### TEXT EXTRACT
It's fine to check the content of the file, but the readability is poor. So let's check the file in a well-formatted form with Pandas as follows.

In [15]:
import pandas as pd

train_csv_df = pd.read_csv( train_file_path )
train_csv_df.head(10)

Unnamed: 0,survived,sex,age,n_siblings_spouses,parch,fare,class,deck,embark_town,alone
0,0,male,22.0,1,0,7.25,Third,unknown,Southampton,n
1,1,female,38.0,1,0,71.2833,First,C,Cherbourg,n
2,1,female,26.0,0,0,7.925,Third,unknown,Southampton,y
3,1,female,35.0,1,0,53.1,First,C,Southampton,n
4,0,male,28.0,0,0,8.4583,Third,unknown,Queenstown,y
5,0,male,2.0,3,1,21.075,Third,unknown,Southampton,n
6,1,female,27.0,0,2,11.1333,Third,unknown,Southampton,n
7,1,female,14.0,1,0,30.0708,Second,unknown,Cherbourg,n
8,1,female,4.0,1,1,16.7,Third,G,Southampton,n
9,0,male,20.0,0,0,8.05,Third,unknown,Southampton,y


In [17]:
train_csv_df.tail()

Unnamed: 0,survived,sex,age,n_siblings_spouses,parch,fare,class,deck,embark_town,alone
622,0,male,28.0,0,0,10.5,Second,unknown,Southampton,y
623,0,male,25.0,0,0,7.05,Third,unknown,Southampton,y
624,1,female,19.0,0,0,30.0,First,B,Southampton,y
625,0,female,28.0,1,2,23.45,Third,unknown,Southampton,n
626,0,male,32.0,0,0,7.75,Third,unknown,Queenstown,y


shape shows the table size. So it's possible to tell there are 627 people in the list.

In [14]:
train_csv_df.shape

(627, 10)

For the sake of completeness, let's take a look at eval.csv as well. The very first column is the index of each row added automatically by Pandas.

In [20]:
eval_csv_df = pd.read_csv( test_file_path )
eval_csv_df.head()

Unnamed: 0,survived,sex,age,n_siblings_spouses,parch,fare,class,deck,embark_town,alone
0,0,male,35.0,0,0,8.05,Third,unknown,Southampton,y
1,0,male,54.0,0,0,51.8625,First,E,Southampton,y
2,1,female,58.0,0,0,26.55,First,C,Southampton,y
3,1,female,55.0,0,0,16.0,Second,unknown,Southampton,y
4,1,male,34.0,0,0,13.0,Second,D,Southampton,y


In [21]:
eval_csv_df.shape

(264, 10)

We can tell the data is for 264 passengers. So the model, later, will be trained with the data from 627 passengers and evaluated with that of 264 passengers. 891 passengers in total. Roughly, 70% is used for training and 30% for evaluation. This ratio varies from dataset to dataset, but this is a reasonable ratio between the training and evaluation dataset.

### DATA SHOWN
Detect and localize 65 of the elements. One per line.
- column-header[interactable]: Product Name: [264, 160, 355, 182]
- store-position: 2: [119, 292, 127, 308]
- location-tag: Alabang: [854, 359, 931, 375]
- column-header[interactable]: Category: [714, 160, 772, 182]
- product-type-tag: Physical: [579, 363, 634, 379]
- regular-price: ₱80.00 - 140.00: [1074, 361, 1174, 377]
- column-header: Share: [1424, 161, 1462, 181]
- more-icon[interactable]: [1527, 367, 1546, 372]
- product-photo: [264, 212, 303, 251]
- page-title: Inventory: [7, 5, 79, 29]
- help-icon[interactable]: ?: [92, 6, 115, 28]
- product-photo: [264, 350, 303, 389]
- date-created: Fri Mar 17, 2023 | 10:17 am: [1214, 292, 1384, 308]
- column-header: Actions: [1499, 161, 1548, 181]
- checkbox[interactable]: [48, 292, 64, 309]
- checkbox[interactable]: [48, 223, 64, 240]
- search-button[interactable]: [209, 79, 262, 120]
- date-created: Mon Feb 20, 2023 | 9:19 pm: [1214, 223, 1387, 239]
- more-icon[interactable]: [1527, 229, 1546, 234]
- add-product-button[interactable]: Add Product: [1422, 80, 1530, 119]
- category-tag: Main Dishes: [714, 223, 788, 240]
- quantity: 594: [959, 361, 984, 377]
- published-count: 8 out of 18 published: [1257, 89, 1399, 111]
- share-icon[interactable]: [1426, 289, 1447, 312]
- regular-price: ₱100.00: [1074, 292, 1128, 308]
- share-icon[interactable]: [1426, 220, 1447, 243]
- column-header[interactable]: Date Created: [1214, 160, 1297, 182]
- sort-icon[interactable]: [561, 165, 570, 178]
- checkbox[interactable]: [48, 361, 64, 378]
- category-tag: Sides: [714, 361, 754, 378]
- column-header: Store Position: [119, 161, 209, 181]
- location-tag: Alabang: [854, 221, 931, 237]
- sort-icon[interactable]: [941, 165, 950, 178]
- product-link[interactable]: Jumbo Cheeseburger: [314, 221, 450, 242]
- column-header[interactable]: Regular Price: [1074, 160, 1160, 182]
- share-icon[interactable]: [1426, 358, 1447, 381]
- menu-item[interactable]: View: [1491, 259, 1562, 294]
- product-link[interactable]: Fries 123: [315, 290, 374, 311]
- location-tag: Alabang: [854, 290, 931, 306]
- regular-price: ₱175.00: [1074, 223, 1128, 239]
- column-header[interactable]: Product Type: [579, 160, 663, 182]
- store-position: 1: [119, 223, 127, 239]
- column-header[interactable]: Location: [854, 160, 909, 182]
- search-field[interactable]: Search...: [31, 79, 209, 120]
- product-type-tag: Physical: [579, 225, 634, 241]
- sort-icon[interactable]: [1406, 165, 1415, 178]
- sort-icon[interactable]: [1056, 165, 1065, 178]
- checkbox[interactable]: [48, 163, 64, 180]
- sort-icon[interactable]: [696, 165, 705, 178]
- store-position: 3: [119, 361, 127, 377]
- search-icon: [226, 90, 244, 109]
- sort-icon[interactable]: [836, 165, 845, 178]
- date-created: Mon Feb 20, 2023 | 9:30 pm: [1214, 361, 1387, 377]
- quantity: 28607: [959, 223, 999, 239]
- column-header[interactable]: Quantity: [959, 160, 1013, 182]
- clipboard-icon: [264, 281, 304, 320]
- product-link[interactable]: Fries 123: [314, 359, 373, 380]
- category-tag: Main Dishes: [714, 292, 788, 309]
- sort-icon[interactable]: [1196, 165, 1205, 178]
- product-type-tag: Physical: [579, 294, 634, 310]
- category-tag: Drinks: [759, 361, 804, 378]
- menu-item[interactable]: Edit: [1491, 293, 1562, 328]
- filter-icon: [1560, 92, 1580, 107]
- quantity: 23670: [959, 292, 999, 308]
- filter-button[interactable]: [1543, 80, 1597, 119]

### DIRECTIVE A
Extract the passage of the Pandas walkthrough between "For the sake" and "eval_csv_df.head()", inclusive, word for word.
### DIRECTIVE B
Convert the listing, from its first line through the line holding "- regular-price: ₱80.00", inclusive, into a JSON list of strings with one string per line and blank lines omitted.

### OUTPUT A
For the sake of completeness, let's take a look at eval.csv as well. The very first column is the index of each row added automatically by Pandas.

In [20]:
eval_csv_df = pd.read_csv( test_file_path )
eval_csv_df.head()

### OUTPUT B
[
  "Detect and localize 65 of the elements. One per line.",
  "- column-header[interactable]: Product Name: [264, 160, 355, 182]",
  "- store-position: 2: [119, 292, 127, 308]",
  "- location-tag: Alabang: [854, 359, 931, 375]",
  "- column-header[interactable]: Category: [714, 160, 772, 182]",
  "- product-type-tag: Physical: [579, 363, 634, 379]",
  "- regular-price: ₱80.00 - 140.00: [1074, 361, 1174, 377]"
]